> **Requirements**:
List each line of the data that holds the string "brush", please.

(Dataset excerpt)
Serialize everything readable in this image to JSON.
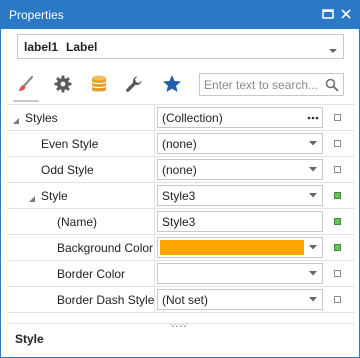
{
  "window": {
    "title": "Properties"
  },
  "object_selector": {
    "name": "label1",
    "type": "Label"
  },
  "toolbar": {
    "icons": [
      "brush-icon",
      "gear-icon",
      "database-icon",
      "wrench-icon",
      "star-icon"
    ],
    "active_tab": "brush-icon"
  },
  "search": {
    "placeholder": "Enter text to search..."
  },
  "properties": [
    {
      "label": "Styles",
      "value": "(Collection)",
      "editor": "ellipsis",
      "level": 0,
      "expander": "expanded",
      "marker": "unset"
    },
    {
      "label": "Even Style",
      "value": "(none)",
      "editor": "dropdown",
      "level": 1,
      "expander": "none",
      "marker": "unset"
    },
    {
      "label": "Odd Style",
      "value": "(none)",
      "editor": "dropdown",
      "level": 1,
      "expander": "none",
      "marker": "unset"
    },
    {
      "label": "Style",
      "value": "Style3",
      "editor": "dropdown",
      "level": 1,
      "expander": "expanded",
      "marker": "set"
    },
    {
      "label": "(Name)",
      "value": "Style3",
      "editor": "text",
      "level": 2,
      "expander": "none",
      "marker": "set"
    },
    {
      "label": "Background Color",
      "value": "",
      "editor": "color",
      "color": "#FFA500",
      "level": 2,
      "expander": "none",
      "marker": "set"
    },
    {
      "label": "Border Color",
      "value": "",
      "editor": "color",
      "color": "",
      "level": 2,
      "expander": "none",
      "marker": "unset"
    },
    {
      "label": "Border Dash Style",
      "value": "(Not set)",
      "editor": "dropdown",
      "level": 2,
      "expander": "none",
      "marker": "unset"
    }
  ],
  "description": {
    "title": "Style"
  },
  "colors": {
    "accent": "#2B78C5",
    "brush": "#D9534F",
    "star": "#1F5FAD",
    "database": "#E0A030",
    "marker_set": "#6BBF59"
  }
}
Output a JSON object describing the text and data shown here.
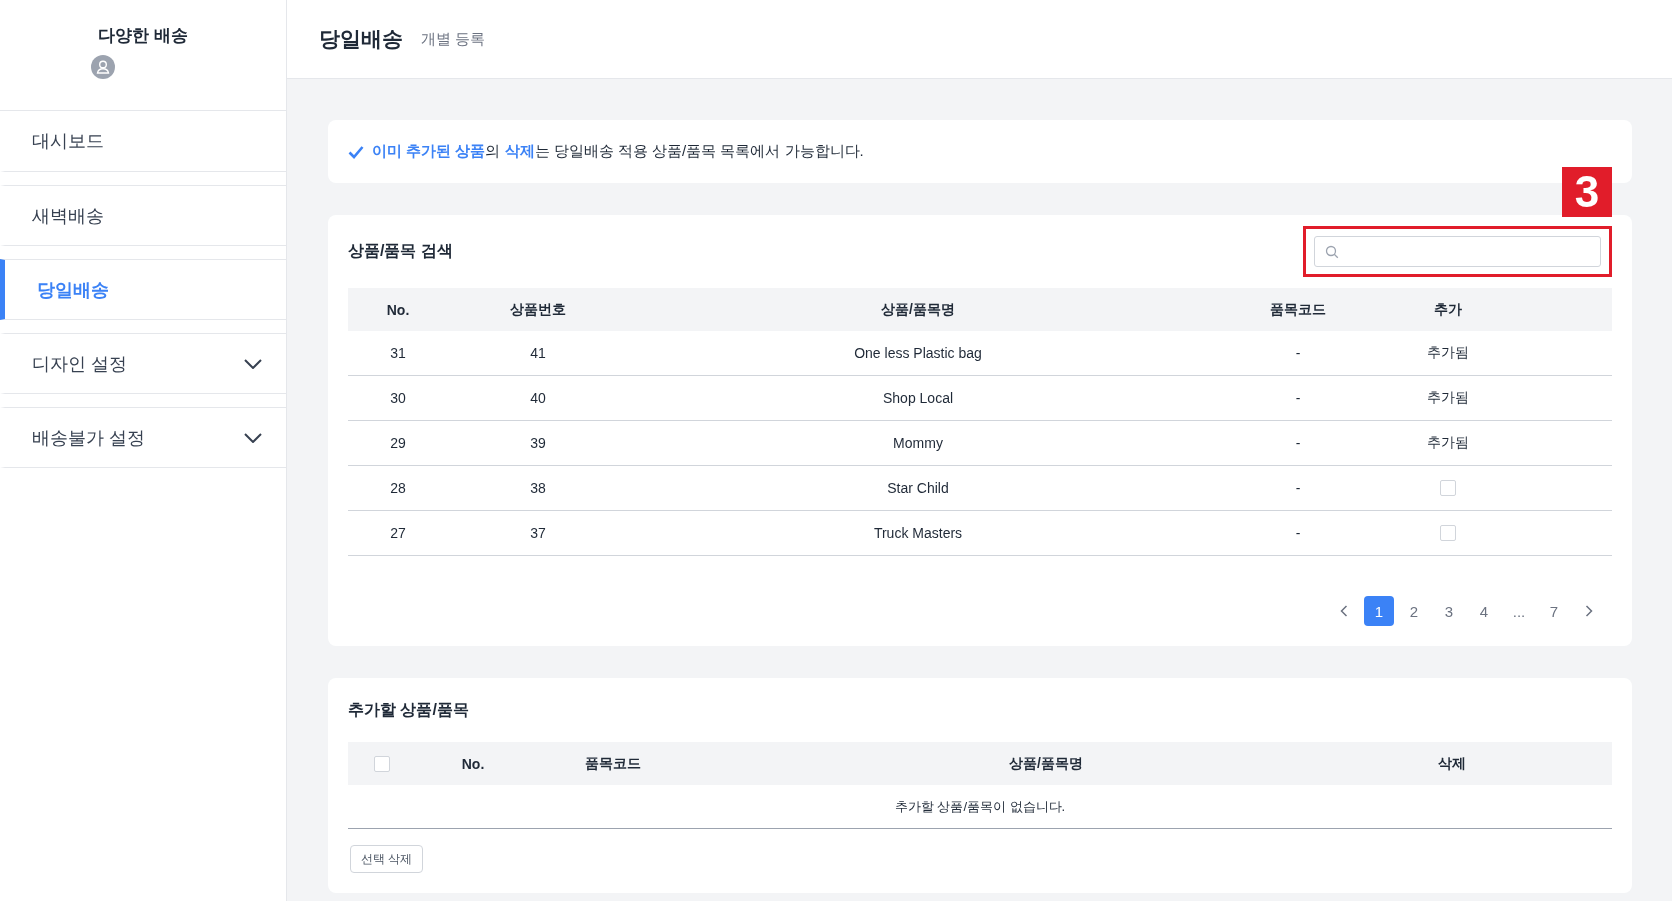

> **Answer to this problem**:
      "brush-icon",
    "active_tab": "brush-icon"
    "brush": "#D9534F",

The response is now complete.